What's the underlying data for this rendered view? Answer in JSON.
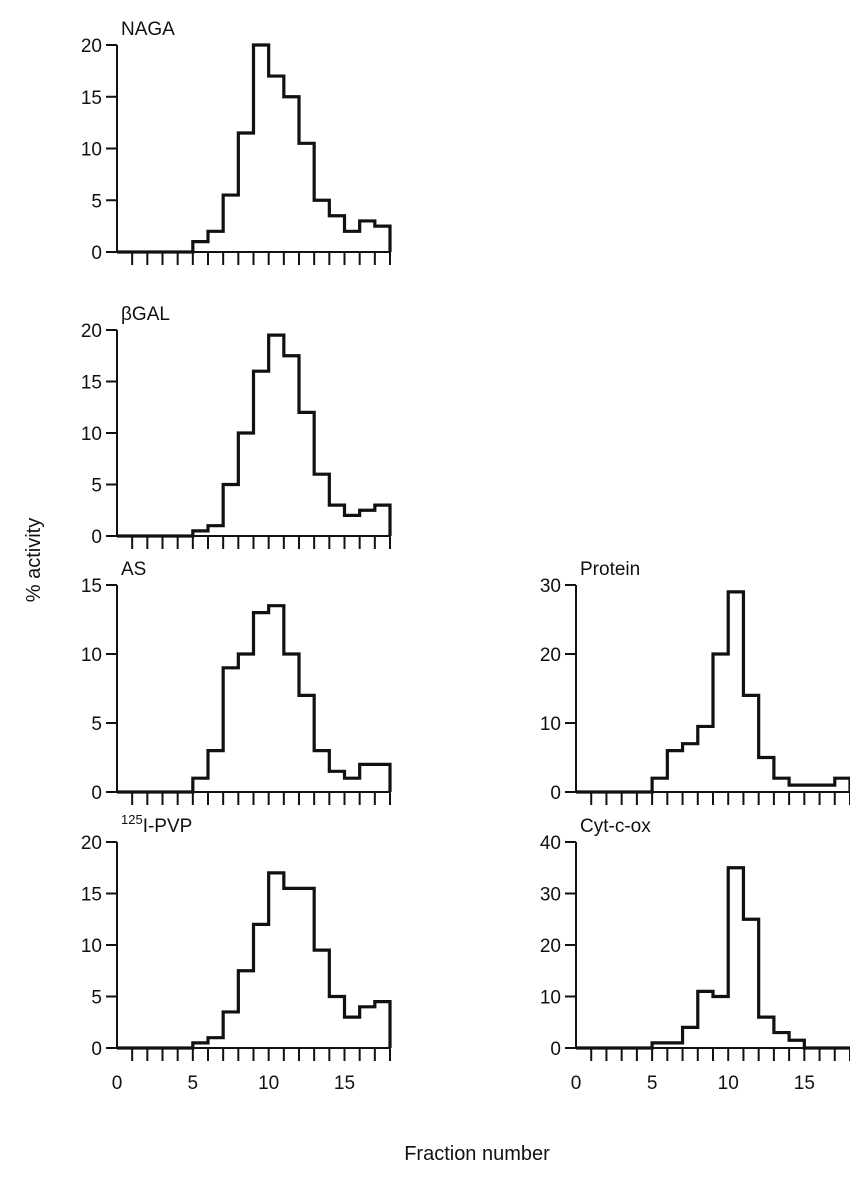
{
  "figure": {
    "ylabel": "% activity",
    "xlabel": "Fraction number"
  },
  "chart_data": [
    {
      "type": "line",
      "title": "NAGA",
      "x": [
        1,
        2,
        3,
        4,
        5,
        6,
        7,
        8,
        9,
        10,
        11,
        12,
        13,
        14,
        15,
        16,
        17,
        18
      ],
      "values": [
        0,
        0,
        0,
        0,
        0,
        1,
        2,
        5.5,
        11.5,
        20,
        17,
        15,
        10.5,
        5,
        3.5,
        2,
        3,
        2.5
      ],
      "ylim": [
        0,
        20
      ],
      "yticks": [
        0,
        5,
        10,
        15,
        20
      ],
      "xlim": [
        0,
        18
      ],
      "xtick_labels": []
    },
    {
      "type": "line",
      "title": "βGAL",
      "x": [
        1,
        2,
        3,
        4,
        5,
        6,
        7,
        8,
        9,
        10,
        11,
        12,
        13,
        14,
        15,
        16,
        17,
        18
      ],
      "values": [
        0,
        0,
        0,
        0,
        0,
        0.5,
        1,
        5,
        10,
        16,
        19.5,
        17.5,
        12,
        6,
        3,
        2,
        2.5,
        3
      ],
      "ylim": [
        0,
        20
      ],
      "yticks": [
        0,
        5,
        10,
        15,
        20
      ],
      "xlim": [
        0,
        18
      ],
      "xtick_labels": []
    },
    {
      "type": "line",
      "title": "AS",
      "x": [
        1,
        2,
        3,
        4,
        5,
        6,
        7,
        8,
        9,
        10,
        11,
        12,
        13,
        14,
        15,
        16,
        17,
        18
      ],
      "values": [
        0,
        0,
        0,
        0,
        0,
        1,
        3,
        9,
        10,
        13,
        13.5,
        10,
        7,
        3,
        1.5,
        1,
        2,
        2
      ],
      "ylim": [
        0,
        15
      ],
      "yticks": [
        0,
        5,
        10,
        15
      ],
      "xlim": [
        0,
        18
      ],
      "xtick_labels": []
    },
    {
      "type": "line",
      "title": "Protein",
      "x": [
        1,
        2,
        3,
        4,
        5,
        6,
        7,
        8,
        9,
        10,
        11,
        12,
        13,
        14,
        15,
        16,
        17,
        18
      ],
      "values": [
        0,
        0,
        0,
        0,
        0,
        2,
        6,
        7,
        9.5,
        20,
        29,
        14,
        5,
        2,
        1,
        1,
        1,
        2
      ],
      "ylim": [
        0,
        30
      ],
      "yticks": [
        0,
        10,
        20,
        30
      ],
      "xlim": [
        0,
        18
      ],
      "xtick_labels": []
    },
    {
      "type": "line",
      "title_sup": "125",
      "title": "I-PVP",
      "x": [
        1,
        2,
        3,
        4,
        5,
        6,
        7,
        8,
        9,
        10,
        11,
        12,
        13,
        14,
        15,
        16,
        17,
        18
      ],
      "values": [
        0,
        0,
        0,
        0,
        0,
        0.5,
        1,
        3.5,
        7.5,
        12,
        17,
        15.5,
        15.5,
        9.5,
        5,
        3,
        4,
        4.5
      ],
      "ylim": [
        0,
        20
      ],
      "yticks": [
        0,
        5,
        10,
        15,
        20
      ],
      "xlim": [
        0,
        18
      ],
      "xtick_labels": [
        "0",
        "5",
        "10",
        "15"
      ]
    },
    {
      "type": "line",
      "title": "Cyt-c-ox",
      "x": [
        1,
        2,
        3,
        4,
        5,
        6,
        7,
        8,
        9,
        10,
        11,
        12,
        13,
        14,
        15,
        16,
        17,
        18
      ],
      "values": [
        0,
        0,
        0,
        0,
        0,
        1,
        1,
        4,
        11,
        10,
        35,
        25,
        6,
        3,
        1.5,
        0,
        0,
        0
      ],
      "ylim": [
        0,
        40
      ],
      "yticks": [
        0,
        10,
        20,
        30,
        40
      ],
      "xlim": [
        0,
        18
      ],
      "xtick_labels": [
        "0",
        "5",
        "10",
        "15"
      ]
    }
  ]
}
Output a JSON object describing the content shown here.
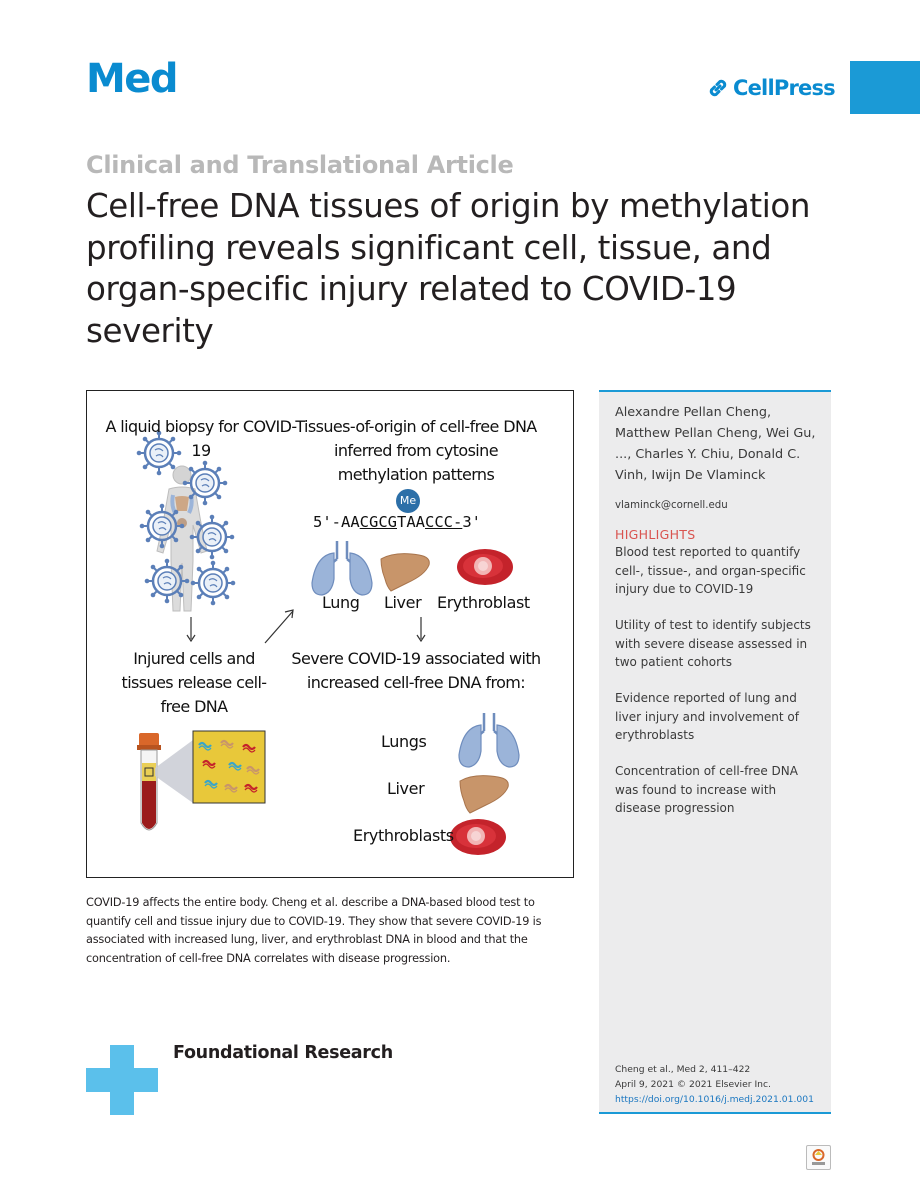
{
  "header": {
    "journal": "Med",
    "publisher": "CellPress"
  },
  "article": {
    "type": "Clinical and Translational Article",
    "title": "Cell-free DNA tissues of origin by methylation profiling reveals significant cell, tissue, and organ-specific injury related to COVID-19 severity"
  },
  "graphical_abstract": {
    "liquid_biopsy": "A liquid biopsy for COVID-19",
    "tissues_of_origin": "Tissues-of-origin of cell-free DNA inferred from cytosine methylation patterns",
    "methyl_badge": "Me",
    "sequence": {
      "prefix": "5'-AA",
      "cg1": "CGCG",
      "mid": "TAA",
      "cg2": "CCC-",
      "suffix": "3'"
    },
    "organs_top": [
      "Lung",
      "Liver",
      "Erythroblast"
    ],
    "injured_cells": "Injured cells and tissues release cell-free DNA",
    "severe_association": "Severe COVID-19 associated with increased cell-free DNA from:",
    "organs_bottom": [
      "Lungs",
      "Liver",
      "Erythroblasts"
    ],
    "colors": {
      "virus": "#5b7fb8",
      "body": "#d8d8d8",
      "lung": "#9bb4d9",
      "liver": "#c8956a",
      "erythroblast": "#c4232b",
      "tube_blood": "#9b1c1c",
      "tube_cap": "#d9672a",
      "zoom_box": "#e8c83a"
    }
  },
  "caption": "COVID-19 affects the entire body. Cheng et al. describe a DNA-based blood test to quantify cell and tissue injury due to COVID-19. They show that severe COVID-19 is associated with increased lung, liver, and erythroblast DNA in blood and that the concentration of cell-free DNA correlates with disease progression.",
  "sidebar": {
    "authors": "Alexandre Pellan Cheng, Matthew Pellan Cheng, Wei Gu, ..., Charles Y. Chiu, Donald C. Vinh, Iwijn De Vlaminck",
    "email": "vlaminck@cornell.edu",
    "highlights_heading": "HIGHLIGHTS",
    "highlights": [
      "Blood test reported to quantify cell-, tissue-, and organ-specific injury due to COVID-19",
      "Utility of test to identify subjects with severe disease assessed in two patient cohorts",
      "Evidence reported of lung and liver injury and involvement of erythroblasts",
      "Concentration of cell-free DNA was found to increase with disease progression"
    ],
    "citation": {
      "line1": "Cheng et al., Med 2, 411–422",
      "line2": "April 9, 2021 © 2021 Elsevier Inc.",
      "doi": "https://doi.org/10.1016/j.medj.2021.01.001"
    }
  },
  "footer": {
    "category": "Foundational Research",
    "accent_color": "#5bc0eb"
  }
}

### Activity
The data above are to be repeated word for word, with any pictures left out.

### Solution for this exercise
What's the underlying data for this rendered view? Answer in JSON.
{
  "figure": {
    "ylabel": "% activity",
    "xlabel": "Fraction number"
  },
  "chart_data": [
    {
      "type": "line",
      "title": "NAGA",
      "x": [
        1,
        2,
        3,
        4,
        5,
        6,
        7,
        8,
        9,
        10,
        11,
        12,
        13,
        14,
        15,
        16,
        17,
        18
      ],
      "values": [
        0,
        0,
        0,
        0,
        0,
        1,
        2,
        5.5,
        11.5,
        20,
        17,
        15,
        10.5,
        5,
        3.5,
        2,
        3,
        2.5
      ],
      "ylim": [
        0,
        20
      ],
      "yticks": [
        0,
        5,
        10,
        15,
        20
      ],
      "xlim": [
        0,
        18
      ],
      "xtick_labels": []
    },
    {
      "type": "line",
      "title": "βGAL",
      "x": [
        1,
        2,
        3,
        4,
        5,
        6,
        7,
        8,
        9,
        10,
        11,
        12,
        13,
        14,
        15,
        16,
        17,
        18
      ],
      "values": [
        0,
        0,
        0,
        0,
        0,
        0.5,
        1,
        5,
        10,
        16,
        19.5,
        17.5,
        12,
        6,
        3,
        2,
        2.5,
        3
      ],
      "ylim": [
        0,
        20
      ],
      "yticks": [
        0,
        5,
        10,
        15,
        20
      ],
      "xlim": [
        0,
        18
      ],
      "xtick_labels": []
    },
    {
      "type": "line",
      "title": "AS",
      "x": [
        1,
        2,
        3,
        4,
        5,
        6,
        7,
        8,
        9,
        10,
        11,
        12,
        13,
        14,
        15,
        16,
        17,
        18
      ],
      "values": [
        0,
        0,
        0,
        0,
        0,
        1,
        3,
        9,
        10,
        13,
        13.5,
        10,
        7,
        3,
        1.5,
        1,
        2,
        2
      ],
      "ylim": [
        0,
        15
      ],
      "yticks": [
        0,
        5,
        10,
        15
      ],
      "xlim": [
        0,
        18
      ],
      "xtick_labels": []
    },
    {
      "type": "line",
      "title": "Protein",
      "x": [
        1,
        2,
        3,
        4,
        5,
        6,
        7,
        8,
        9,
        10,
        11,
        12,
        13,
        14,
        15,
        16,
        17,
        18
      ],
      "values": [
        0,
        0,
        0,
        0,
        0,
        2,
        6,
        7,
        9.5,
        20,
        29,
        14,
        5,
        2,
        1,
        1,
        1,
        2
      ],
      "ylim": [
        0,
        30
      ],
      "yticks": [
        0,
        10,
        20,
        30
      ],
      "xlim": [
        0,
        18
      ],
      "xtick_labels": []
    },
    {
      "type": "line",
      "title_sup": "125",
      "title": "I-PVP",
      "x": [
        1,
        2,
        3,
        4,
        5,
        6,
        7,
        8,
        9,
        10,
        11,
        12,
        13,
        14,
        15,
        16,
        17,
        18
      ],
      "values": [
        0,
        0,
        0,
        0,
        0,
        0.5,
        1,
        3.5,
        7.5,
        12,
        17,
        15.5,
        15.5,
        9.5,
        5,
        3,
        4,
        4.5
      ],
      "ylim": [
        0,
        20
      ],
      "yticks": [
        0,
        5,
        10,
        15,
        20
      ],
      "xlim": [
        0,
        18
      ],
      "xtick_labels": [
        "0",
        "5",
        "10",
        "15"
      ]
    },
    {
      "type": "line",
      "title": "Cyt-c-ox",
      "x": [
        1,
        2,
        3,
        4,
        5,
        6,
        7,
        8,
        9,
        10,
        11,
        12,
        13,
        14,
        15,
        16,
        17,
        18
      ],
      "values": [
        0,
        0,
        0,
        0,
        0,
        1,
        1,
        4,
        11,
        10,
        35,
        25,
        6,
        3,
        1.5,
        0,
        0,
        0
      ],
      "ylim": [
        0,
        40
      ],
      "yticks": [
        0,
        10,
        20,
        30,
        40
      ],
      "xlim": [
        0,
        18
      ],
      "xtick_labels": [
        "0",
        "5",
        "10",
        "15"
      ]
    }
  ]
}
Output a JSON object describing the content shown here.
{
  "header": {
    "journal": "Med",
    "publisher": "CellPress"
  },
  "article": {
    "type": "Clinical and Translational Article",
    "title": "Cell-free DNA tissues of origin by methylation profiling reveals significant cell, tissue, and organ-specific injury related to COVID-19 severity"
  },
  "graphical_abstract": {
    "liquid_biopsy": "A liquid biopsy for COVID-19",
    "tissues_of_origin": "Tissues-of-origin of cell-free DNA inferred from cytosine methylation patterns",
    "methyl_badge": "Me",
    "sequence": {
      "prefix": "5'-AA",
      "cg1": "CGCG",
      "mid": "TAA",
      "cg2": "CCC-",
      "suffix": "3'"
    },
    "organs_top": [
      "Lung",
      "Liver",
      "Erythroblast"
    ],
    "injured_cells": "Injured cells and tissues release cell-free DNA",
    "severe_association": "Severe COVID-19 associated with increased cell-free DNA from:",
    "organs_bottom": [
      "Lungs",
      "Liver",
      "Erythroblasts"
    ],
    "colors": {
      "virus": "#5b7fb8",
      "body": "#d8d8d8",
      "lung": "#9bb4d9",
      "liver": "#c8956a",
      "erythroblast": "#c4232b",
      "tube_blood": "#9b1c1c",
      "tube_cap": "#d9672a",
      "zoom_box": "#e8c83a"
    }
  },
  "caption": "COVID-19 affects the entire body. Cheng et al. describe a DNA-based blood test to quantify cell and tissue injury due to COVID-19. They show that severe COVID-19 is associated with increased lung, liver, and erythroblast DNA in blood and that the concentration of cell-free DNA correlates with disease progression.",
  "sidebar": {
    "authors": "Alexandre Pellan Cheng, Matthew Pellan Cheng, Wei Gu, ..., Charles Y. Chiu, Donald C. Vinh, Iwijn De Vlaminck",
    "email": "vlaminck@cornell.edu",
    "highlights_heading": "HIGHLIGHTS",
    "highlights": [
      "Blood test reported to quantify cell-, tissue-, and organ-specific injury due to COVID-19",
      "Utility of test to identify subjects with severe disease assessed in two patient cohorts",
      "Evidence reported of lung and liver injury and involvement of erythroblasts",
      "Concentration of cell-free DNA was found to increase with disease progression"
    ],
    "citation": {
      "line1": "Cheng et al., Med 2, 411–422",
      "line2": "April 9, 2021 © 2021 Elsevier Inc.",
      "doi": "https://doi.org/10.1016/j.medj.2021.01.001"
    }
  },
  "footer": {
    "category": "Foundational Research",
    "accent_color": "#5bc0eb"
  }
}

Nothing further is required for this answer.